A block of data
# # # # # # #

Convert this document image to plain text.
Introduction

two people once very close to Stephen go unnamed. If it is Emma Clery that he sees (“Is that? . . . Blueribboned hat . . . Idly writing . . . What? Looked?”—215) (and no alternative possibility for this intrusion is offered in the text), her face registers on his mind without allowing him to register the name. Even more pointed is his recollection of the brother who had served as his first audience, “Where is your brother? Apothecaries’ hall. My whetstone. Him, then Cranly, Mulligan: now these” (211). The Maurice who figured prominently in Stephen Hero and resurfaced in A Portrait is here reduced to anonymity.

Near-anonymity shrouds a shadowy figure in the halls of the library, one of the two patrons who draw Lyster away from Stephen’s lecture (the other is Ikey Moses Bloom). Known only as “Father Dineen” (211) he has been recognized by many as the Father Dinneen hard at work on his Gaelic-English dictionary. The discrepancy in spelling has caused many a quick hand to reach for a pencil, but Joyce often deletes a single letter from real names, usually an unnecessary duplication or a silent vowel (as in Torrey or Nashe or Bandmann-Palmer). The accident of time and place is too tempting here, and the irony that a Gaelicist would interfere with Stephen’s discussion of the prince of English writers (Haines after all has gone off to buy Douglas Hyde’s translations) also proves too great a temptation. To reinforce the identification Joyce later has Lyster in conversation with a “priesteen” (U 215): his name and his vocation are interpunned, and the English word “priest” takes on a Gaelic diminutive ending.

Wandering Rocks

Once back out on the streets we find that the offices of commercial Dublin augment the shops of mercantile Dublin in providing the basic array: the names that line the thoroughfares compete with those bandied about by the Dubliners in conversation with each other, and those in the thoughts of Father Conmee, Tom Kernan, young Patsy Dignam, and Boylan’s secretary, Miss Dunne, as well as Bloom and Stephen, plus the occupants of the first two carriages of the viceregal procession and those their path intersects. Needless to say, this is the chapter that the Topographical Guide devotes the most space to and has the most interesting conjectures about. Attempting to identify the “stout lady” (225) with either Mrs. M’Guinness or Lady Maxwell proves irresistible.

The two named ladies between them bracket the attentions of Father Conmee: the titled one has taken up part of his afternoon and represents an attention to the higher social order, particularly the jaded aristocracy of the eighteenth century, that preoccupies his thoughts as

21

# # # # # # #

◆ REQUIRED TASK:
Please reproduce the entire listing, exactly as shown.

◆ EXERCISE OUTPUT:
Convert this document image to plain text.
Introduction

two people once very close to Stephen go unnamed. If it is Emma Clery that he sees (“Is that? . . . Blueribboned hat . . . Idly writing . . . What? Looked?”—215) (and no alternative possibility for this intrusion is offered in the text), her face registers on his mind without allowing him to register the name. Even more pointed is his recollection of the brother who had served as his first audience, “Where is your brother? Apothecaries’ hall. My whetstone. Him, then Cranly, Mulligan: now these” (211). The Maurice who figured prominently in Stephen Hero and resurfaced in A Portrait is here reduced to anonymity.

Near-anonymity shrouds a shadowy figure in the halls of the library, one of the two patrons who draw Lyster away from Stephen’s lecture (the other is Ikey Moses Bloom). Known only as “Father Dineen” (211) he has been recognized by many as the Father Dinneen hard at work on his Gaelic-English dictionary. The discrepancy in spelling has caused many a quick hand to reach for a pencil, but Joyce often deletes a single letter from real names, usually an unnecessary duplication or a silent vowel (as in Torrey or Nashe or Bandmann-Palmer). The accident of time and place is too tempting here, and the irony that a Gaelicist would interfere with Stephen’s discussion of the prince of English writers (Haines after all has gone off to buy Douglas Hyde’s translations) also proves too great a temptation. To reinforce the identification Joyce later has Lyster in conversation with a “priesteen” (U 215): his name and his vocation are interpunned, and the English word “priest” takes on a Gaelic diminutive ending.

Wandering Rocks

Once back out on the streets we find that the offices of commercial Dublin augment the shops of mercantile Dublin in providing the basic array: the names that line the thoroughfares compete with those bandied about by the Dubliners in conversation with each other, and those in the thoughts of Father Conmee, Tom Kernan, young Patsy Dignam, and Boylan’s secretary, Miss Dunne, as well as Bloom and Stephen, plus the occupants of the first two carriages of the viceregal procession and those their path intersects. Needless to say, this is the chapter that the Topographical Guide devotes the most space to and has the most interesting conjectures about. Attempting to identify the “stout lady” (225) with either Mrs. M’Guinness or Lady Maxwell proves irresistible.

The two named ladies between them bracket the attentions of Father Conmee: the titled one has taken up part of his afternoon and represents an attention to the higher social order, particularly the jaded aristocracy of the eighteenth century, that preoccupies his thoughts as

21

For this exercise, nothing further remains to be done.